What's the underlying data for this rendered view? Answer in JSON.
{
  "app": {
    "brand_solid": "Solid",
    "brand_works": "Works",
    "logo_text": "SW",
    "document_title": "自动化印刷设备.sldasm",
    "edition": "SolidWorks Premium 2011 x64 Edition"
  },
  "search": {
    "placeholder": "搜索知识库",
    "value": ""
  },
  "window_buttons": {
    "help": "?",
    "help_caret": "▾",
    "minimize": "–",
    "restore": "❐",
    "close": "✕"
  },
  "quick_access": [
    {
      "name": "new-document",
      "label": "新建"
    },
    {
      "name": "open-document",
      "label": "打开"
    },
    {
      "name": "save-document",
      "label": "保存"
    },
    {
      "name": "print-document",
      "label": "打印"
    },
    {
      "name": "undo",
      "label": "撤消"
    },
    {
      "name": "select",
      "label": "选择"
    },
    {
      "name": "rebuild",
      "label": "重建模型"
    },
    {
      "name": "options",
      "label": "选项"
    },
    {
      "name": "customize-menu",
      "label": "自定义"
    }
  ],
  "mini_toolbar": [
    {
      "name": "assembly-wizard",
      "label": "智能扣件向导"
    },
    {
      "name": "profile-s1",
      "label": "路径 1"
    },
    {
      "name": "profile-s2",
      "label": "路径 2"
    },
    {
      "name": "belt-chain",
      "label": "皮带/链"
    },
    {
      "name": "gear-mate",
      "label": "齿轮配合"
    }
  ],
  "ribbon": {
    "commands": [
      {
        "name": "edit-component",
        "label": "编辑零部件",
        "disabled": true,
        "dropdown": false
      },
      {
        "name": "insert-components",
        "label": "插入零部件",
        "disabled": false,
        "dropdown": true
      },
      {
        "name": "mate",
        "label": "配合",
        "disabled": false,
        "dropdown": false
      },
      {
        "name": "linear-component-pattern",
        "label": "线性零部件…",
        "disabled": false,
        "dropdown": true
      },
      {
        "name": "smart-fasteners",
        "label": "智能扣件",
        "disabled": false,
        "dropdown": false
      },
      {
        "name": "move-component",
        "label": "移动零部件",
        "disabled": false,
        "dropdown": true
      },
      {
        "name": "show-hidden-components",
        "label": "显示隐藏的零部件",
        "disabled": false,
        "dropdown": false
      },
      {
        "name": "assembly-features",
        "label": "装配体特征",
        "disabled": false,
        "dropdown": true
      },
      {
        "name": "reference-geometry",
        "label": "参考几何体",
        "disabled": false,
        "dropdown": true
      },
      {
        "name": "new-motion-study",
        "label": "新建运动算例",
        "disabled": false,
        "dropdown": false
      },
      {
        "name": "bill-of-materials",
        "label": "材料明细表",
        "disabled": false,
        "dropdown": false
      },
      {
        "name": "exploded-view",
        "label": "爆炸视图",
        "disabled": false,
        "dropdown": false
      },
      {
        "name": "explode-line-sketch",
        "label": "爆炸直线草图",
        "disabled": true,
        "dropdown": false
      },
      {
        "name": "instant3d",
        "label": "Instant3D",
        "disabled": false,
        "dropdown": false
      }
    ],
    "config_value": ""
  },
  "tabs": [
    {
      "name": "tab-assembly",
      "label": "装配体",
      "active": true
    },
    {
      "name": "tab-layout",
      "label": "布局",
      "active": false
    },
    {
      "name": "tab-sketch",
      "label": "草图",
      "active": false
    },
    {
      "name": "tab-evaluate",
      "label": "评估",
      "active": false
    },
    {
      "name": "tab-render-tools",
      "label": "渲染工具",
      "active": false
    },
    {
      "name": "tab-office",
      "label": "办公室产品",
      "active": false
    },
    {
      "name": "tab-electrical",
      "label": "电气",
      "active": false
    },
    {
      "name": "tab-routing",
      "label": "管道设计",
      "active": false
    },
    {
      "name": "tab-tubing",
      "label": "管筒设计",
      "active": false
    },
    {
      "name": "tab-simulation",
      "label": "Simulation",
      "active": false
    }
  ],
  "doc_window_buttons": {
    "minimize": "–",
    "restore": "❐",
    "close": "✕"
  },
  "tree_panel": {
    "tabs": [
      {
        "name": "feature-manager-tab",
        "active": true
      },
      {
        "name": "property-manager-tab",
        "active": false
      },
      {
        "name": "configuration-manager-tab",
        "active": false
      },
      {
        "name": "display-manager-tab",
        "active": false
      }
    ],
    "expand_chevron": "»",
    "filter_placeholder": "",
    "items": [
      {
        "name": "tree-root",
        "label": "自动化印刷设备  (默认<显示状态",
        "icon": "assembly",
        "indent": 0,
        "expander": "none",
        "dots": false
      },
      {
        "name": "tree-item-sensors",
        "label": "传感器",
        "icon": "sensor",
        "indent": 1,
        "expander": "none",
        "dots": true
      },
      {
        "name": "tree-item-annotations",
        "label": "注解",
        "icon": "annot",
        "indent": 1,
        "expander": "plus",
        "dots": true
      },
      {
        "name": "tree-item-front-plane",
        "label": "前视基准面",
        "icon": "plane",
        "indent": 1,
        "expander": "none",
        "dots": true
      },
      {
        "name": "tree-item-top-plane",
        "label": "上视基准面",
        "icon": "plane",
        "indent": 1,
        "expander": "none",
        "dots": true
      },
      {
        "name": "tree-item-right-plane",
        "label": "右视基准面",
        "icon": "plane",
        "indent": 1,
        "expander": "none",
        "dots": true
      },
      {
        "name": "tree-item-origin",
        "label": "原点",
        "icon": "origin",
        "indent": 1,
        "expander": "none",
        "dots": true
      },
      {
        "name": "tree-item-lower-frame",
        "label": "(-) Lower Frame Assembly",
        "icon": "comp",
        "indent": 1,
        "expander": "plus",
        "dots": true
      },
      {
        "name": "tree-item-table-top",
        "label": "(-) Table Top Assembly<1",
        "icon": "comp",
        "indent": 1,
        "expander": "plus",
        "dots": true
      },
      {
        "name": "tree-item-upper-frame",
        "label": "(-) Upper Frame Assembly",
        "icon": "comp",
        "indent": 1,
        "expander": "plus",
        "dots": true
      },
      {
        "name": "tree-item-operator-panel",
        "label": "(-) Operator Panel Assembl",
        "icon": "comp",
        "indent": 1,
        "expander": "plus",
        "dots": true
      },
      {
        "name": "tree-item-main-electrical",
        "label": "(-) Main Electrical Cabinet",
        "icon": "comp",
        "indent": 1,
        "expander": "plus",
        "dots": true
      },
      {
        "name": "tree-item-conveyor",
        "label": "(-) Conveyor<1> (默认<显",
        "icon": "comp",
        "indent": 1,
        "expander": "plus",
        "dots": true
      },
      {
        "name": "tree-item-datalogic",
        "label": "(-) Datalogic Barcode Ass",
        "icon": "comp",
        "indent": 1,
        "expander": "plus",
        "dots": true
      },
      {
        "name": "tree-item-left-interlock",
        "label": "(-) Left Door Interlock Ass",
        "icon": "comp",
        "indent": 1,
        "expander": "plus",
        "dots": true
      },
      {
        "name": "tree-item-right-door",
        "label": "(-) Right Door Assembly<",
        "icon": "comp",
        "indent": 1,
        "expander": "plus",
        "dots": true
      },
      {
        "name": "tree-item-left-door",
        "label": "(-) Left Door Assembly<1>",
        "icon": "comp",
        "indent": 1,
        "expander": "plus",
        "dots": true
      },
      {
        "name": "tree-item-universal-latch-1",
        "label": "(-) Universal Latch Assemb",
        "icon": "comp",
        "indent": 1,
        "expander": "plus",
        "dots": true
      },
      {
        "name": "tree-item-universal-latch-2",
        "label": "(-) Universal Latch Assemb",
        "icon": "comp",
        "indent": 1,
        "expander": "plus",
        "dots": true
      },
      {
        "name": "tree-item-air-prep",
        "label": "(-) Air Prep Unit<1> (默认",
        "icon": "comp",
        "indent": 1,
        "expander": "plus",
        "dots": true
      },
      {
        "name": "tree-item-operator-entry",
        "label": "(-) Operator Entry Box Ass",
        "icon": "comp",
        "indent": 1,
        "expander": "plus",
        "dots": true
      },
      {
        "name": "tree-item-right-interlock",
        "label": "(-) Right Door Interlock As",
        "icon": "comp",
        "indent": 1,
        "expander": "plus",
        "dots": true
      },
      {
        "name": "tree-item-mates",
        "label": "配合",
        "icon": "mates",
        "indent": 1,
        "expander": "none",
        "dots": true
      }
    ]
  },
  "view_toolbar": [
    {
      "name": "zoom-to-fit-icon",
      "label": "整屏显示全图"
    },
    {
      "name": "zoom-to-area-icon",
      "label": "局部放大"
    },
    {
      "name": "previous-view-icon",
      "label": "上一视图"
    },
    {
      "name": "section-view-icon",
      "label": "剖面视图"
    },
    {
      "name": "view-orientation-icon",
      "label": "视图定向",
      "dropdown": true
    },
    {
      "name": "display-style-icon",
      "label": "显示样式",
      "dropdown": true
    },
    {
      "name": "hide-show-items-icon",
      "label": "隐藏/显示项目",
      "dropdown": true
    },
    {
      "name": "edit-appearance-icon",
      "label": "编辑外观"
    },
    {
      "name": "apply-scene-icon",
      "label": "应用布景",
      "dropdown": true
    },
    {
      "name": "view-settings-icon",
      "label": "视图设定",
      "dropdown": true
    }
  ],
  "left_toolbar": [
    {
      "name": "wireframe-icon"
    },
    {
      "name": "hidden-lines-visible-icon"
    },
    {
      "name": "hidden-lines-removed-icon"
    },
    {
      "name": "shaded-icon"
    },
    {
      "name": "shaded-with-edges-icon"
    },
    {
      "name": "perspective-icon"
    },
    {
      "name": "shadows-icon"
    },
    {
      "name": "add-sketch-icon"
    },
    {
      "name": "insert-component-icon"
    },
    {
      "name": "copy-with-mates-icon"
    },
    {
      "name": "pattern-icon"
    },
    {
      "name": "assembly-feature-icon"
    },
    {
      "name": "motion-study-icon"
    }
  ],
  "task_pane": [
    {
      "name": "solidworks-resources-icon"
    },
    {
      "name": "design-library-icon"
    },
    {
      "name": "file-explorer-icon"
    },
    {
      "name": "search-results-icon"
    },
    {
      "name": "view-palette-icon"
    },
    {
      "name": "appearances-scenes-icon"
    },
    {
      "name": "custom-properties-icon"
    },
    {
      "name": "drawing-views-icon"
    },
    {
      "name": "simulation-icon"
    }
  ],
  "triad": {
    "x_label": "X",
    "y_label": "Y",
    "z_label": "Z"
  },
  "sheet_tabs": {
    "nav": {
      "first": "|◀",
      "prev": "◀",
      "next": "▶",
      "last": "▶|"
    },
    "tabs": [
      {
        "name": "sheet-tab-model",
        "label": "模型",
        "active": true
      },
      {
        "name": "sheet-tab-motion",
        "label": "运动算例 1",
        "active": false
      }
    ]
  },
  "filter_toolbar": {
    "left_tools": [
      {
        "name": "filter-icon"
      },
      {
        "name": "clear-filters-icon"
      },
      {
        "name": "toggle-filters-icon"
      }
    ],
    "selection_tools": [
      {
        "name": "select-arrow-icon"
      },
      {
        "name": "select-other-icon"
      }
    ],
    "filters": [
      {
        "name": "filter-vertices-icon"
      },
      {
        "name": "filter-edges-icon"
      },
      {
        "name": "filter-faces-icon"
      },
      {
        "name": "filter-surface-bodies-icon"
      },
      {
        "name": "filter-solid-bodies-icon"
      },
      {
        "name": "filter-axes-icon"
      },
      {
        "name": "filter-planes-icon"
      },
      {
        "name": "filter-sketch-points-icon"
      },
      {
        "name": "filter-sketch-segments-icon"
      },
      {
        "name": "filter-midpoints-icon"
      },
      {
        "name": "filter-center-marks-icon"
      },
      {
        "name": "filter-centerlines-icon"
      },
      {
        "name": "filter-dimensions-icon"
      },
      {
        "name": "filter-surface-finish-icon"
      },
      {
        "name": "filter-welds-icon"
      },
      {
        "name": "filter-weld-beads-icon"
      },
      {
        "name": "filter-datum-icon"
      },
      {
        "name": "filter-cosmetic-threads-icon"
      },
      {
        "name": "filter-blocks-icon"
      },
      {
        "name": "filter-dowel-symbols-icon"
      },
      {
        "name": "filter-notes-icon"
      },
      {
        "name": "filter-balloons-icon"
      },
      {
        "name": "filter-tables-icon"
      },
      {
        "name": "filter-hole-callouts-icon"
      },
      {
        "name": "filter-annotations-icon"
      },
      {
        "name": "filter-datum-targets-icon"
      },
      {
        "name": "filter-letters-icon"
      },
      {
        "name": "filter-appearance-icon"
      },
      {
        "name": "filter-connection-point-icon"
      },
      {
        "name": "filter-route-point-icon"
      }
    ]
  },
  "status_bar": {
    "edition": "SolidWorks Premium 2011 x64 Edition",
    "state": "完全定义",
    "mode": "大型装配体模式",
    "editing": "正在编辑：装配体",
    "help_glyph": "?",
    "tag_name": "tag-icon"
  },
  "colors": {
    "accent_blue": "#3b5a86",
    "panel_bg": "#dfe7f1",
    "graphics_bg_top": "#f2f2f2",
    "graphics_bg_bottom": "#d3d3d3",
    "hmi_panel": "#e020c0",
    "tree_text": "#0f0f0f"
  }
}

------------------------

In the entries above, locate every line with the word "hidden" and copy it.

        "name": "show-hidden-components",
      "name": "hidden-lines-visible-icon"
      "name": "hidden-lines-removed-icon"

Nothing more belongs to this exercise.